* Start SUPPLIED DATA *
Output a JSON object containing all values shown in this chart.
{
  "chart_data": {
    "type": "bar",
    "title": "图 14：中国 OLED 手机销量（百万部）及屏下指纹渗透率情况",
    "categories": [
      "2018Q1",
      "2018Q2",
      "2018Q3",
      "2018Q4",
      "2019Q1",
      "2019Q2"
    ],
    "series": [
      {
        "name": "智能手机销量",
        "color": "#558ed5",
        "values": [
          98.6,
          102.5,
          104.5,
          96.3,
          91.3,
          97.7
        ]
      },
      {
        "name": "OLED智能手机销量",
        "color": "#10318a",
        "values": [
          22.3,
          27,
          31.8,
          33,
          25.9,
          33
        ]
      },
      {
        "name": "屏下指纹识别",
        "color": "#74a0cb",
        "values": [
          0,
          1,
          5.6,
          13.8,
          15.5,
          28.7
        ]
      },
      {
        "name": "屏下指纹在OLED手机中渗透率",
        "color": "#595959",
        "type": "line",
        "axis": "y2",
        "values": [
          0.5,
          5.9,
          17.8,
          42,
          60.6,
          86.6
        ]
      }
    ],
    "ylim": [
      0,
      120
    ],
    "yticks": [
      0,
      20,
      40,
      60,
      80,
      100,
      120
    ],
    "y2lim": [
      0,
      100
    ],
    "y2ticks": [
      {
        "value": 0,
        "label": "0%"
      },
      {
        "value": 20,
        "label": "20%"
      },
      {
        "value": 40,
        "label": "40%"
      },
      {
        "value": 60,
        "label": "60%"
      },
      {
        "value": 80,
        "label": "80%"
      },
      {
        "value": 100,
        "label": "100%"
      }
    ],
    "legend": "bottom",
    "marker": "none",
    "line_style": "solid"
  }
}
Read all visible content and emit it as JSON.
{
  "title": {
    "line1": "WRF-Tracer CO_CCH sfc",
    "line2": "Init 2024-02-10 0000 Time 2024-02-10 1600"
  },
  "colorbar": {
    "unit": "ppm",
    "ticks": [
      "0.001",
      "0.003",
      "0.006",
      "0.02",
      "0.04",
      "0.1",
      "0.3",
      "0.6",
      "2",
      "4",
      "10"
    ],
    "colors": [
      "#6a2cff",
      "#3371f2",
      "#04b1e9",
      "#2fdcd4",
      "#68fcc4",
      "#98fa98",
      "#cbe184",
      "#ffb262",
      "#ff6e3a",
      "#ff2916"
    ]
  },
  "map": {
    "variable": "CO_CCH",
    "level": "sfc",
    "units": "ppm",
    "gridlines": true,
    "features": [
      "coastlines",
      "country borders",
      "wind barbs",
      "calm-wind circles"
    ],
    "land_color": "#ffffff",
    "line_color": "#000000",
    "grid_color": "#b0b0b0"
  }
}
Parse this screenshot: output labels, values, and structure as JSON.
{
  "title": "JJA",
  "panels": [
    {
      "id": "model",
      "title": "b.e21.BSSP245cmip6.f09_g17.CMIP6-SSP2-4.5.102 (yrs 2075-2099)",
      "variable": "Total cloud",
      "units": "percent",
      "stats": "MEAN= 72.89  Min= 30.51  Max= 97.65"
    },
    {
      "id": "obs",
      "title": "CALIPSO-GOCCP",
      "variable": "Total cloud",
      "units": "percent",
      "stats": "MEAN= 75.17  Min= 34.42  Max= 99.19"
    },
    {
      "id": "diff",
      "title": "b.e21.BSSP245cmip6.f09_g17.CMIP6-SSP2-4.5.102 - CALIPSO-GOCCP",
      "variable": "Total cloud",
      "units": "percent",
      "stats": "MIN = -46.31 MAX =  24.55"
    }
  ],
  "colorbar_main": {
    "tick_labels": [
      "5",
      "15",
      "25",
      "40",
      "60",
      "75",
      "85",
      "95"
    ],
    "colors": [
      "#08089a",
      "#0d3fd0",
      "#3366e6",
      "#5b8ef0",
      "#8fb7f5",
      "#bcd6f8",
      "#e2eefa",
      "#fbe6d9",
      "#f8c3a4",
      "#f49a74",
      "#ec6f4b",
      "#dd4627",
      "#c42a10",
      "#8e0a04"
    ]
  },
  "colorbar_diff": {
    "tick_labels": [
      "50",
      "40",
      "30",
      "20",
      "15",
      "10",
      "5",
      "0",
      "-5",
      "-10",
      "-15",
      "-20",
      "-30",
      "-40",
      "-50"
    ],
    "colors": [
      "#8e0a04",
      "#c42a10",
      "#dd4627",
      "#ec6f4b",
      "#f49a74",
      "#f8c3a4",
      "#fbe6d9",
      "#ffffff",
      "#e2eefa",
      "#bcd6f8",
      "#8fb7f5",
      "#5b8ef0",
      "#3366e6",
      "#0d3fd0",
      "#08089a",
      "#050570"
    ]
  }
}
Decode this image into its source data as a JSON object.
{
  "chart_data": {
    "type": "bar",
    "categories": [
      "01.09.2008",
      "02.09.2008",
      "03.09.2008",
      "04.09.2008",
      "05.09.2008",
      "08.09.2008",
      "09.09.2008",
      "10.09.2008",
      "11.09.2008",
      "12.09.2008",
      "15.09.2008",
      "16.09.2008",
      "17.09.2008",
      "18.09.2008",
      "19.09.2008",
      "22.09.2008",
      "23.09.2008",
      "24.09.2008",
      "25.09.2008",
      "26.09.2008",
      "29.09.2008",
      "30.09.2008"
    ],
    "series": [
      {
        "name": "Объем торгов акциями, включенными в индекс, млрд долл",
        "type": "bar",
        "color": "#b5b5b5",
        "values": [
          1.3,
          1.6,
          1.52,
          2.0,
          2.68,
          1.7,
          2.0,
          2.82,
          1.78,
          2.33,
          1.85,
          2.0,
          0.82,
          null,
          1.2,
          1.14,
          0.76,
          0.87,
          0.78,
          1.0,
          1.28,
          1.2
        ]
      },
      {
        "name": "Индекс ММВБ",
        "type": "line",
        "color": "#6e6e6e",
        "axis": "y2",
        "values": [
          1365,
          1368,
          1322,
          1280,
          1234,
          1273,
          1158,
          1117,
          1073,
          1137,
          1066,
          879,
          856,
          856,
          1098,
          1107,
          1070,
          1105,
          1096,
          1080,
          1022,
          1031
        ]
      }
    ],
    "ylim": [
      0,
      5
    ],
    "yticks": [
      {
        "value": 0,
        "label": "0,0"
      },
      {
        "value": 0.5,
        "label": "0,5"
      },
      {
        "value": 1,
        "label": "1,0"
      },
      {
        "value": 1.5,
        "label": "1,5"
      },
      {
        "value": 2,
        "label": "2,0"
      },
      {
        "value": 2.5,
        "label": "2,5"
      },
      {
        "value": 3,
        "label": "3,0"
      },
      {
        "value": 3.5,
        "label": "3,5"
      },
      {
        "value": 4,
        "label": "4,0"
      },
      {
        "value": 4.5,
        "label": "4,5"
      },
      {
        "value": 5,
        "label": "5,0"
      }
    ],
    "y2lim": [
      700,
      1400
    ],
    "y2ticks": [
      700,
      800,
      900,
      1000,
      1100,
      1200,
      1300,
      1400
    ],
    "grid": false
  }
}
* End SUPPLIED DATA *
# [SET EXERCISE]
Retype the listing above in full, with no alterations.

# [WORKED SOLUTION]
Output a JSON object containing all values shown in this chart.
{
  "chart_data": {
    "type": "bar",
    "title": "图 14：中国 OLED 手机销量（百万部）及屏下指纹渗透率情况",
    "categories": [
      "2018Q1",
      "2018Q2",
      "2018Q3",
      "2018Q4",
      "2019Q1",
      "2019Q2"
    ],
    "series": [
      {
        "name": "智能手机销量",
        "color": "#558ed5",
        "values": [
          98.6,
          102.5,
          104.5,
          96.3,
          91.3,
          97.7
        ]
      },
      {
        "name": "OLED智能手机销量",
        "color": "#10318a",
        "values": [
          22.3,
          27,
          31.8,
          33,
          25.9,
          33
        ]
      },
      {
        "name": "屏下指纹识别",
        "color": "#74a0cb",
        "values": [
          0,
          1,
          5.6,
          13.8,
          15.5,
          28.7
        ]
      },
      {
        "name": "屏下指纹在OLED手机中渗透率",
        "color": "#595959",
        "type": "line",
        "axis": "y2",
        "values": [
          0.5,
          5.9,
          17.8,
          42,
          60.6,
          86.6
        ]
      }
    ],
    "ylim": [
      0,
      120
    ],
    "yticks": [
      0,
      20,
      40,
      60,
      80,
      100,
      120
    ],
    "y2lim": [
      0,
      100
    ],
    "y2ticks": [
      {
        "value": 0,
        "label": "0%"
      },
      {
        "value": 20,
        "label": "20%"
      },
      {
        "value": 40,
        "label": "40%"
      },
      {
        "value": 60,
        "label": "60%"
      },
      {
        "value": 80,
        "label": "80%"
      },
      {
        "value": 100,
        "label": "100%"
      }
    ],
    "legend": "bottom",
    "marker": "none",
    "line_style": "solid"
  }
}
Read all visible content and emit it as JSON.
{
  "title": {
    "line1": "WRF-Tracer CO_CCH sfc",
    "line2": "Init 2024-02-10 0000 Time 2024-02-10 1600"
  },
  "colorbar": {
    "unit": "ppm",
    "ticks": [
      "0.001",
      "0.003",
      "0.006",
      "0.02",
      "0.04",
      "0.1",
      "0.3",
      "0.6",
      "2",
      "4",
      "10"
    ],
    "colors": [
      "#6a2cff",
      "#3371f2",
      "#04b1e9",
      "#2fdcd4",
      "#68fcc4",
      "#98fa98",
      "#cbe184",
      "#ffb262",
      "#ff6e3a",
      "#ff2916"
    ]
  },
  "map": {
    "variable": "CO_CCH",
    "level": "sfc",
    "units": "ppm",
    "gridlines": true,
    "features": [
      "coastlines",
      "country borders",
      "wind barbs",
      "calm-wind circles"
    ],
    "land_color": "#ffffff",
    "line_color": "#000000",
    "grid_color": "#b0b0b0"
  }
}
Parse this screenshot: output labels, values, and structure as JSON.
{
  "title": "JJA",
  "panels": [
    {
      "id": "model",
      "title": "b.e21.BSSP245cmip6.f09_g17.CMIP6-SSP2-4.5.102 (yrs 2075-2099)",
      "variable": "Total cloud",
      "units": "percent",
      "stats": "MEAN= 72.89  Min= 30.51  Max= 97.65"
    },
    {
      "id": "obs",
      "title": "CALIPSO-GOCCP",
      "variable": "Total cloud",
      "units": "percent",
      "stats": "MEAN= 75.17  Min= 34.42  Max= 99.19"
    },
    {
      "id": "diff",
      "title": "b.e21.BSSP245cmip6.f09_g17.CMIP6-SSP2-4.5.102 - CALIPSO-GOCCP",
      "variable": "Total cloud",
      "units": "percent",
      "stats": "MIN = -46.31 MAX =  24.55"
    }
  ],
  "colorbar_main": {
    "tick_labels": [
      "5",
      "15",
      "25",
      "40",
      "60",
      "75",
      "85",
      "95"
    ],
    "colors": [
      "#08089a",
      "#0d3fd0",
      "#3366e6",
      "#5b8ef0",
      "#8fb7f5",
      "#bcd6f8",
      "#e2eefa",
      "#fbe6d9",
      "#f8c3a4",
      "#f49a74",
      "#ec6f4b",
      "#dd4627",
      "#c42a10",
      "#8e0a04"
    ]
  },
  "colorbar_diff": {
    "tick_labels": [
      "50",
      "40",
      "30",
      "20",
      "15",
      "10",
      "5",
      "0",
      "-5",
      "-10",
      "-15",
      "-20",
      "-30",
      "-40",
      "-50"
    ],
    "colors": [
      "#8e0a04",
      "#c42a10",
      "#dd4627",
      "#ec6f4b",
      "#f49a74",
      "#f8c3a4",
      "#fbe6d9",
      "#ffffff",
      "#e2eefa",
      "#bcd6f8",
      "#8fb7f5",
      "#5b8ef0",
      "#3366e6",
      "#0d3fd0",
      "#08089a",
      "#050570"
    ]
  }
}
Decode this image into its source data as a JSON object.
{
  "chart_data": {
    "type": "bar",
    "categories": [
      "01.09.2008",
      "02.09.2008",
      "03.09.2008",
      "04.09.2008",
      "05.09.2008",
      "08.09.2008",
      "09.09.2008",
      "10.09.2008",
      "11.09.2008",
      "12.09.2008",
      "15.09.2008",
      "16.09.2008",
      "17.09.2008",
      "18.09.2008",
      "19.09.2008",
      "22.09.2008",
      "23.09.2008",
      "24.09.2008",
      "25.09.2008",
      "26.09.2008",
      "29.09.2008",
      "30.09.2008"
    ],
    "series": [
      {
        "name": "Объем торгов акциями, включенными в индекс, млрд долл",
        "type": "bar",
        "color": "#b5b5b5",
        "values": [
          1.3,
          1.6,
          1.52,
          2.0,
          2.68,
          1.7,
          2.0,
          2.82,
          1.78,
          2.33,
          1.85,
          2.0,
          0.82,
          null,
          1.2,
          1.14,
          0.76,
          0.87,
          0.78,
          1.0,
          1.28,
          1.2
        ]
      },
      {
        "name": "Индекс ММВБ",
        "type": "line",
        "color": "#6e6e6e",
        "axis": "y2",
        "values": [
          1365,
          1368,
          1322,
          1280,
          1234,
          1273,
          1158,
          1117,
          1073,
          1137,
          1066,
          879,
          856,
          856,
          1098,
          1107,
          1070,
          1105,
          1096,
          1080,
          1022,
          1031
        ]
      }
    ],
    "ylim": [
      0,
      5
    ],
    "yticks": [
      {
        "value": 0,
        "label": "0,0"
      },
      {
        "value": 0.5,
        "label": "0,5"
      },
      {
        "value": 1,
        "label": "1,0"
      },
      {
        "value": 1.5,
        "label": "1,5"
      },
      {
        "value": 2,
        "label": "2,0"
      },
      {
        "value": 2.5,
        "label": "2,5"
      },
      {
        "value": 3,
        "label": "3,0"
      },
      {
        "value": 3.5,
        "label": "3,5"
      },
      {
        "value": 4,
        "label": "4,0"
      },
      {
        "value": 4.5,
        "label": "4,5"
      },
      {
        "value": 5,
        "label": "5,0"
      }
    ],
    "y2lim": [
      700,
      1400
    ],
    "y2ticks": [
      700,
      800,
      900,
      1000,
      1100,
      1200,
      1300,
      1400
    ],
    "grid": false
  }
}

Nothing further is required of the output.